Exercise instructions:
Reproduce all the entries precisely.

Records shown:

-=-=-=-=-

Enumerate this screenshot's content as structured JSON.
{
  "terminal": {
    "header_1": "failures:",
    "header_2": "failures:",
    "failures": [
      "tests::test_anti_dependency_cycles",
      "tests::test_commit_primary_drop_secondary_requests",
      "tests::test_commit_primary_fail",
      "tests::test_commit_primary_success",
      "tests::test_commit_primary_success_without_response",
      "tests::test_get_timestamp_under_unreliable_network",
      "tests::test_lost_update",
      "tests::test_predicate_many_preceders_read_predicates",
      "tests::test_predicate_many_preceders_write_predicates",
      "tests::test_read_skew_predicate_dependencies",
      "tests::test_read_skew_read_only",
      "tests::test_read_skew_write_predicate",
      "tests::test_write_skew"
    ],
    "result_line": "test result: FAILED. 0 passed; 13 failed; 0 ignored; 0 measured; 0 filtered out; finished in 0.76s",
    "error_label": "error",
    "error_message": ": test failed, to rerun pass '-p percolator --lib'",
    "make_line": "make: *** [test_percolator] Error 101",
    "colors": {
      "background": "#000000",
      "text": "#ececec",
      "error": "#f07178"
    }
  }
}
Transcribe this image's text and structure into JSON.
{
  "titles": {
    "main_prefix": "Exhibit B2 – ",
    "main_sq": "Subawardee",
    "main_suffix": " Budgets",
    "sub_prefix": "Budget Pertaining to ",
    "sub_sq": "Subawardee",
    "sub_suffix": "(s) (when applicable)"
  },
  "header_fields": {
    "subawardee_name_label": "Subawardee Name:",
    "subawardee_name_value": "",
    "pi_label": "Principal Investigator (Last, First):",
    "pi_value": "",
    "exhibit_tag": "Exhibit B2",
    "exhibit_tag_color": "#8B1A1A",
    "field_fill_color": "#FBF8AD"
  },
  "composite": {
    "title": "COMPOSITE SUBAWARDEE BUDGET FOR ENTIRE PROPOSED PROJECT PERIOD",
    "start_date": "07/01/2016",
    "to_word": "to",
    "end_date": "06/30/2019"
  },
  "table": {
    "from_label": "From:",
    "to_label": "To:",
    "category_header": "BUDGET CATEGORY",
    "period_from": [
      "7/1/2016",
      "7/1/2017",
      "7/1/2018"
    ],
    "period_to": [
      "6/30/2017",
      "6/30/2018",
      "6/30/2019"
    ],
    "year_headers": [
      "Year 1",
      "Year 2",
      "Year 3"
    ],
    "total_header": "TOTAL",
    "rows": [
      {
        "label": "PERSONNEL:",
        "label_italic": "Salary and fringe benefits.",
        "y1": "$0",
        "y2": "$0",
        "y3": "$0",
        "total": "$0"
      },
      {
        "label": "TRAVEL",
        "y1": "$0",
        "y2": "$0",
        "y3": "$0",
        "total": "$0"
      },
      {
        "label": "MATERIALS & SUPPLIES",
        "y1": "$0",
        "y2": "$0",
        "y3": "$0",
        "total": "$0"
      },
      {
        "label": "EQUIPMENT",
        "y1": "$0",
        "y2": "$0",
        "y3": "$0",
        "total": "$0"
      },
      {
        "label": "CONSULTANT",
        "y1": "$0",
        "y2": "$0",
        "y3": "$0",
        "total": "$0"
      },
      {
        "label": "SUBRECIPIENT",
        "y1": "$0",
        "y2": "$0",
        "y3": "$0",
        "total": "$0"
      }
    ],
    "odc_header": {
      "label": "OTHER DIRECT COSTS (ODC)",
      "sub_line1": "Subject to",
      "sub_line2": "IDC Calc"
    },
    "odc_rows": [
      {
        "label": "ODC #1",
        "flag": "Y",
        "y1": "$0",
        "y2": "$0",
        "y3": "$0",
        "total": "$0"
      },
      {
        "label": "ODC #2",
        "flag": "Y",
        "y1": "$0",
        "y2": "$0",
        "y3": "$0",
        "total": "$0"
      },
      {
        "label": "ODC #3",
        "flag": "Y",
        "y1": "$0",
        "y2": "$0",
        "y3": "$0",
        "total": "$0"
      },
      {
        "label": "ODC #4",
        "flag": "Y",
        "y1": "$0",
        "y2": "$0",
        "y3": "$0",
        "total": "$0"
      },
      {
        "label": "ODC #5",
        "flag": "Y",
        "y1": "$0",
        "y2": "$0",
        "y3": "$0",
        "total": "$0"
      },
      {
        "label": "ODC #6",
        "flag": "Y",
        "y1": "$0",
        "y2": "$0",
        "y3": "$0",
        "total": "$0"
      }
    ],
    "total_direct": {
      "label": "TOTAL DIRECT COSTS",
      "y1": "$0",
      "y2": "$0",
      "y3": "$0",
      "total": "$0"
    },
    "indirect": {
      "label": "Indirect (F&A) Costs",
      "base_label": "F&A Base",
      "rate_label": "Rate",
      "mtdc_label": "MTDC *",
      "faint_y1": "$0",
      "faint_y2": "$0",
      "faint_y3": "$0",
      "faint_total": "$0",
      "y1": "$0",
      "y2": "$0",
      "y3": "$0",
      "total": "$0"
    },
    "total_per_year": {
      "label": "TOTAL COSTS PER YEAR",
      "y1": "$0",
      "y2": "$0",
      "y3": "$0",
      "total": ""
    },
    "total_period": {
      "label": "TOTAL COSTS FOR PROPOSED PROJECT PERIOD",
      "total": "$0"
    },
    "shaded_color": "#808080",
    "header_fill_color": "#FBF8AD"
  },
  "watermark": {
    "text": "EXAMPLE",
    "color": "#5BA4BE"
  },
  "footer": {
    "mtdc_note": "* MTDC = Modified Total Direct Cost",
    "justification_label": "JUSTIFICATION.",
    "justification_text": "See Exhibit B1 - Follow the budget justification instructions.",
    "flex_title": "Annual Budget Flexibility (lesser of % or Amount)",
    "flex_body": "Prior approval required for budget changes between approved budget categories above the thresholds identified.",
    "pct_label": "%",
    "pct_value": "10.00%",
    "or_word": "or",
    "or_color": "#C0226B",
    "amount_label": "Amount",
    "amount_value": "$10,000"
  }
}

-=-=-=-=-

Response below:
Enumerate this screenshot's content as structured JSON.
{
  "terminal": {
    "header_1": "failures:",
    "header_2": "failures:",
    "failures": [
      "tests::test_anti_dependency_cycles",
      "tests::test_commit_primary_drop_secondary_requests",
      "tests::test_commit_primary_fail",
      "tests::test_commit_primary_success",
      "tests::test_commit_primary_success_without_response",
      "tests::test_get_timestamp_under_unreliable_network",
      "tests::test_lost_update",
      "tests::test_predicate_many_preceders_read_predicates",
      "tests::test_predicate_many_preceders_write_predicates",
      "tests::test_read_skew_predicate_dependencies",
      "tests::test_read_skew_read_only",
      "tests::test_read_skew_write_predicate",
      "tests::test_write_skew"
    ],
    "result_line": "test result: FAILED. 0 passed; 13 failed; 0 ignored; 0 measured; 0 filtered out; finished in 0.76s",
    "error_label": "error",
    "error_message": ": test failed, to rerun pass '-p percolator --lib'",
    "make_line": "make: *** [test_percolator] Error 101",
    "colors": {
      "background": "#000000",
      "text": "#ececec",
      "error": "#f07178"
    }
  }
}
Transcribe this image's text and structure into JSON.
{
  "titles": {
    "main_prefix": "Exhibit B2 – ",
    "main_sq": "Subawardee",
    "main_suffix": " Budgets",
    "sub_prefix": "Budget Pertaining to ",
    "sub_sq": "Subawardee",
    "sub_suffix": "(s) (when applicable)"
  },
  "header_fields": {
    "subawardee_name_label": "Subawardee Name:",
    "subawardee_name_value": "",
    "pi_label": "Principal Investigator (Last, First):",
    "pi_value": "",
    "exhibit_tag": "Exhibit B2",
    "exhibit_tag_color": "#8B1A1A",
    "field_fill_color": "#FBF8AD"
  },
  "composite": {
    "title": "COMPOSITE SUBAWARDEE BUDGET FOR ENTIRE PROPOSED PROJECT PERIOD",
    "start_date": "07/01/2016",
    "to_word": "to",
    "end_date": "06/30/2019"
  },
  "table": {
    "from_label": "From:",
    "to_label": "To:",
    "category_header": "BUDGET CATEGORY",
    "period_from": [
      "7/1/2016",
      "7/1/2017",
      "7/1/2018"
    ],
    "period_to": [
      "6/30/2017",
      "6/30/2018",
      "6/30/2019"
    ],
    "year_headers": [
      "Year 1",
      "Year 2",
      "Year 3"
    ],
    "total_header": "TOTAL",
    "rows": [
      {
        "label": "PERSONNEL:",
        "label_italic": "Salary and fringe benefits.",
        "y1": "$0",
        "y2": "$0",
        "y3": "$0",
        "total": "$0"
      },
      {
        "label": "TRAVEL",
        "y1": "$0",
        "y2": "$0",
        "y3": "$0",
        "total": "$0"
      },
      {
        "label": "MATERIALS & SUPPLIES",
        "y1": "$0",
        "y2": "$0",
        "y3": "$0",
        "total": "$0"
      },
      {
        "label": "EQUIPMENT",
        "y1": "$0",
        "y2": "$0",
        "y3": "$0",
        "total": "$0"
      },
      {
        "label": "CONSULTANT",
        "y1": "$0",
        "y2": "$0",
        "y3": "$0",
        "total": "$0"
      },
      {
        "label": "SUBRECIPIENT",
        "y1": "$0",
        "y2": "$0",
        "y3": "$0",
        "total": "$0"
      }
    ],
    "odc_header": {
      "label": "OTHER DIRECT COSTS (ODC)",
      "sub_line1": "Subject to",
      "sub_line2": "IDC Calc"
    },
    "odc_rows": [
      {
        "label": "ODC #1",
        "flag": "Y",
        "y1": "$0",
        "y2": "$0",
        "y3": "$0",
        "total": "$0"
      },
      {
        "label": "ODC #2",
        "flag": "Y",
        "y1": "$0",
        "y2": "$0",
        "y3": "$0",
        "total": "$0"
      },
      {
        "label": "ODC #3",
        "flag": "Y",
        "y1": "$0",
        "y2": "$0",
        "y3": "$0",
        "total": "$0"
      },
      {
        "label": "ODC #4",
        "flag": "Y",
        "y1": "$0",
        "y2": "$0",
        "y3": "$0",
        "total": "$0"
      },
      {
        "label": "ODC #5",
        "flag": "Y",
        "y1": "$0",
        "y2": "$0",
        "y3": "$0",
        "total": "$0"
      },
      {
        "label": "ODC #6",
        "flag": "Y",
        "y1": "$0",
        "y2": "$0",
        "y3": "$0",
        "total": "$0"
      }
    ],
    "total_direct": {
      "label": "TOTAL DIRECT COSTS",
      "y1": "$0",
      "y2": "$0",
      "y3": "$0",
      "total": "$0"
    },
    "indirect": {
      "label": "Indirect (F&A) Costs",
      "base_label": "F&A Base",
      "rate_label": "Rate",
      "mtdc_label": "MTDC *",
      "faint_y1": "$0",
      "faint_y2": "$0",
      "faint_y3": "$0",
      "faint_total": "$0",
      "y1": "$0",
      "y2": "$0",
      "y3": "$0",
      "total": "$0"
    },
    "total_per_year": {
      "label": "TOTAL COSTS PER YEAR",
      "y1": "$0",
      "y2": "$0",
      "y3": "$0",
      "total": ""
    },
    "total_period": {
      "label": "TOTAL COSTS FOR PROPOSED PROJECT PERIOD",
      "total": "$0"
    },
    "shaded_color": "#808080",
    "header_fill_color": "#FBF8AD"
  },
  "watermark": {
    "text": "EXAMPLE",
    "color": "#5BA4BE"
  },
  "footer": {
    "mtdc_note": "* MTDC = Modified Total Direct Cost",
    "justification_label": "JUSTIFICATION.",
    "justification_text": "See Exhibit B1 - Follow the budget justification instructions.",
    "flex_title": "Annual Budget Flexibility (lesser of % or Amount)",
    "flex_body": "Prior approval required for budget changes between approved budget categories above the thresholds identified.",
    "pct_label": "%",
    "pct_value": "10.00%",
    "or_word": "or",
    "or_color": "#C0226B",
    "amount_label": "Amount",
    "amount_value": "$10,000"
  }
}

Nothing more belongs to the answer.